Copy each line in the data that includes the word "request".

_INPUT:_
___

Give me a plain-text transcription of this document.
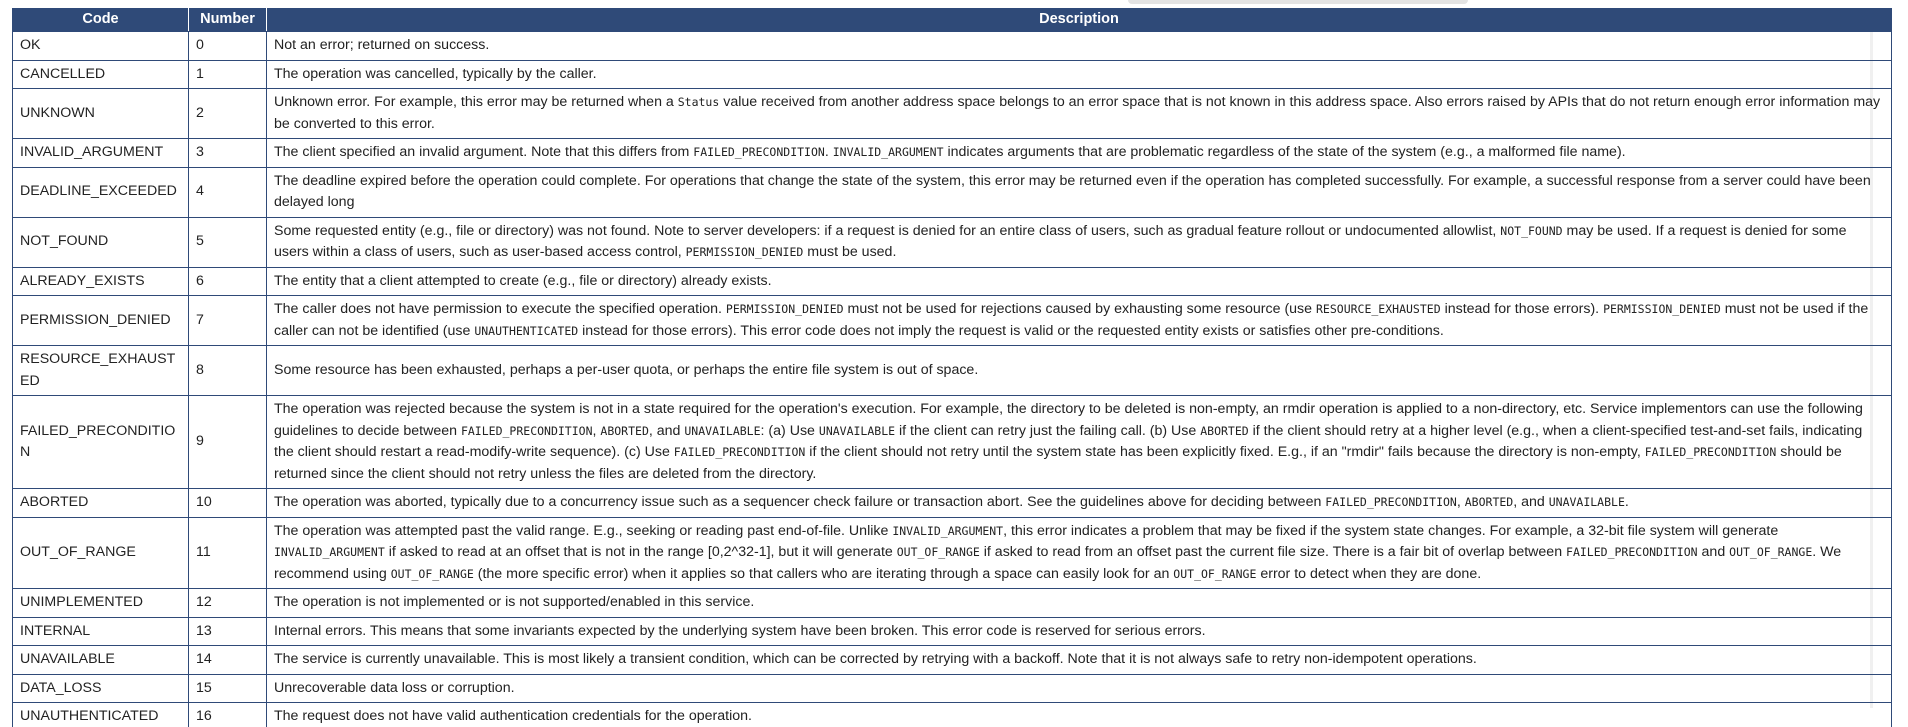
Code	Number	Description
OK	0	Not an error; returned on success.
CANCELLED	1	The operation was cancelled, typically by the caller.
UNKNOWN	2	Unknown error. For example, this error may be returned when a Status value received from another address space belongs to an error space that is not known in this address space. Also errors raised by APIs that do not return enough error information may be converted to this error.
INVALID_ARGUMENT	3	The client specified an invalid argument. Note that this differs from FAILED_PRECONDITION. INVALID_ARGUMENT indicates arguments that are problematic regardless of the state of the system (e.g., a malformed file name).
DEADLINE_EXCEEDED	4	The deadline expired before the operation could complete. For operations that change the state of the system, this error may be returned even if the operation has completed successfully. For example, a successful response from a server could have been delayed long
NOT_FOUND	5	Some requested entity (e.g., file or directory) was not found. Note to server developers: if a request is denied for an entire class of users, such as gradual feature rollout or undocumented allowlist, NOT_FOUND may be used. If a request is denied for some users within a class of users, such as user-based access control, PERMISSION_DENIED must be used.
ALREADY_EXISTS	6	The entity that a client attempted to create (e.g., file or directory) already exists.
PERMISSION_DENIED	7	The caller does not have permission to execute the specified operation. PERMISSION_DENIED must not be used for rejections caused by exhausting some resource (use RESOURCE_EXHAUSTED instead for those errors). PERMISSION_DENIED must not be used if the caller can not be identified (use UNAUTHENTICATED instead for those errors). This error code does not imply the request is valid or the requested entity exists or satisfies other pre-conditions.
RESOURCE_EXHAUSTED	8	Some resource has been exhausted, perhaps a per-user quota, or perhaps the entire file system is out of space.
FAILED_PRECONDITION	9	The operation was rejected because the system is not in a state required for the operation's execution. For example, the directory to be deleted is non-empty, an rmdir operation is applied to a non-directory, etc. Service implementors can use the following guidelines to decide between FAILED_PRECONDITION, ABORTED, and UNAVAILABLE: (a) Use UNAVAILABLE if the client can retry just the failing call. (b) Use ABORTED if the client should retry at a higher level (e.g., when a client-specified test-and-set fails, indicating the client should restart a read-modify-write sequence). (c) Use FAILED_PRECONDITION if the client should not retry until the system state has been explicitly fixed. E.g., if an "rmdir" fails because the directory is non-empty, FAILED_PRECONDITION should be returned since the client should not retry unless the files are deleted from the directory.
ABORTED	10	The operation was aborted, typically due to a concurrency issue such as a sequencer check failure or transaction abort. See the guidelines above for deciding between FAILED_PRECONDITION, ABORTED, and UNAVAILABLE.
OUT_OF_RANGE	11	The operation was attempted past the valid range. E.g., seeking or reading past end-of-file. Unlike INVALID_ARGUMENT, this error indicates a problem that may be fixed if the system state changes. For example, a 32-bit file system will generate INVALID_ARGUMENT if asked to read at an offset that is not in the range [0,2^32-1], but it will generate OUT_OF_RANGE if asked to read from an offset past the current file size. There is a fair bit of overlap between FAILED_PRECONDITION and OUT_OF_RANGE. We recommend using OUT_OF_RANGE (the more specific error) when it applies so that callers who are iterating through a space can easily look for an OUT_OF_RANGE error to detect when they are done.
UNIMPLEMENTED	12	The operation is not implemented or is not supported/enabled in this service.
INTERNAL	13	Internal errors. This means that some invariants expected by the underlying system have been broken. This error code is reserved for serious errors.
UNAVAILABLE	14	The service is currently unavailable. This is most likely a transient condition, which can be corrected by retrying with a backoff. Note that it is not always safe to retry non-idempotent operations.
DATA_LOSS	15	Unrecoverable data loss or corruption.
UNAUTHENTICATED	16	The request does not have valid authentication credentials for the operation.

___

_ANSWER TO THE TASK:_
NOT_FOUND	5	Some requested entity (e.g., file or directory) was not found. Note to server developers: if a request is denied for an entire class of users, such as gradual feature rollout or undocumented allowlist, NOT_FOUND may be used. If a request is denied for some users within a class of users, such as user-based access control, PERMISSION_DENIED must be used.
PERMISSION_DENIED	7	The caller does not have permission to execute the specified operation. PERMISSION_DENIED must not be used for rejections caused by exhausting some resource (use RESOURCE_EXHAUSTED instead for those errors). PERMISSION_DENIED must not be used if the caller can not be identified (use UNAUTHENTICATED instead for those errors). This error code does not imply the request is valid or the requested entity exists or satisfies other pre-conditions.
UNAUTHENTICATED	16	The request does not have valid authentication credentials for the operation.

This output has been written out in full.